> [Instructions]
1) According to the Idaho CAFO article, how many pounds of milk did Idaho's 2,000 dairies produce in 1991?
2) Retype everything in the Idaho CAFO article from "Hope those disgruntled" down to "pounds of milk.".

> [Page]

************

August 25th, 2011 admin No comments

by Twilight Greenaway.

When the Prevention
of Farm Animal Cruelty Act
(Proposition 2) passed in California in 2008, it
granted laying hens nominally more space in their cages.

Proponents of humane animal husbandry cheered the fact that these birds
would now have a little more room to stretch their wings. But industrial egg
producers—claiming their costs would go up—threatened to leave the state
before 2015, when key portions of the law go into effect.

Hope those disgruntled egg producers like potatoes. Perhaps sensing an
opportunity, Idaho lawmakers passed a series of laws more or less inviting the
poultry industry to their state. In this High Country News article (subs. req’d),
Grist contributor Stephanie Ogburn tracks the state’s Confined Animal
Feeding Operation (CAFO) laws and their repercussions throughout the state, and
asks: Is Idaho a new haven for CAFOs?

Idaho’s dairy industry (which surpassed potato production in 1997) has
already ballooned out of control: In 1991, 2,000 dairies produced 3 billion
pounds of milk; now a mere 650 dairies produce 11 billion pounds of milk.

How exactly did they usher in so many changes so fast? According to
Ogburn, Idaho lawmakers started out by restricting public comment on CAFOS in
2000. They followed that by altering water rights laws, passing legislation
ominously nicknamed the “CAFO Secrecy Bill” (which blocked oversight
of CAFO manure-management plans by making them “proprietary”

************

> [Source data]
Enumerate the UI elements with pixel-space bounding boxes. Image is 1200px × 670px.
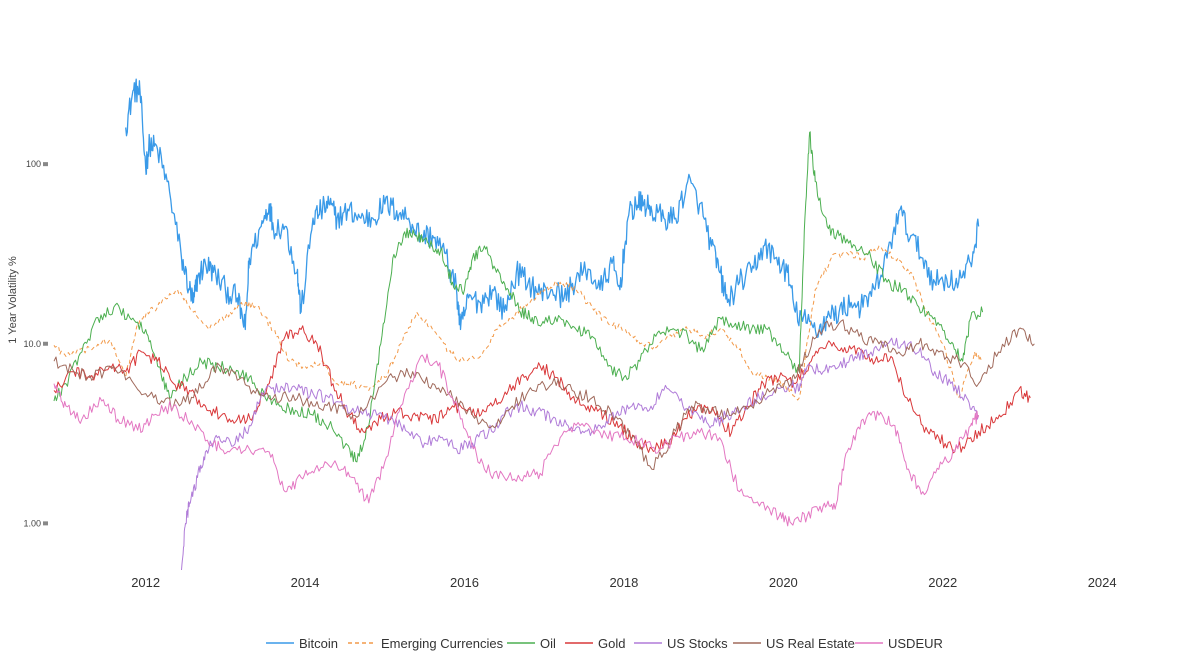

************

> [Correct answers]
1) 3 billion pounds of milk.

2)
Hope those disgruntled egg producers like potatoes. Perhaps sensing an
opportunity, Idaho lawmakers passed a series of laws more or less inviting the
poultry industry to their state. In this High Country News article (subs. req’d),
Grist contributor Stephanie Ogburn tracks the state’s Confined Animal
Feeding Operation (CAFO) laws and their repercussions throughout the state, and
asks: Is Idaho a new haven for CAFOs?

Idaho’s dairy industry (which surpassed potato production in 1997) has
already ballooned out of control: In 1991, 2,000 dairies produced 3 billion
pounds of milk; now a mere 650 dairies produce 11 billion pounds of milk.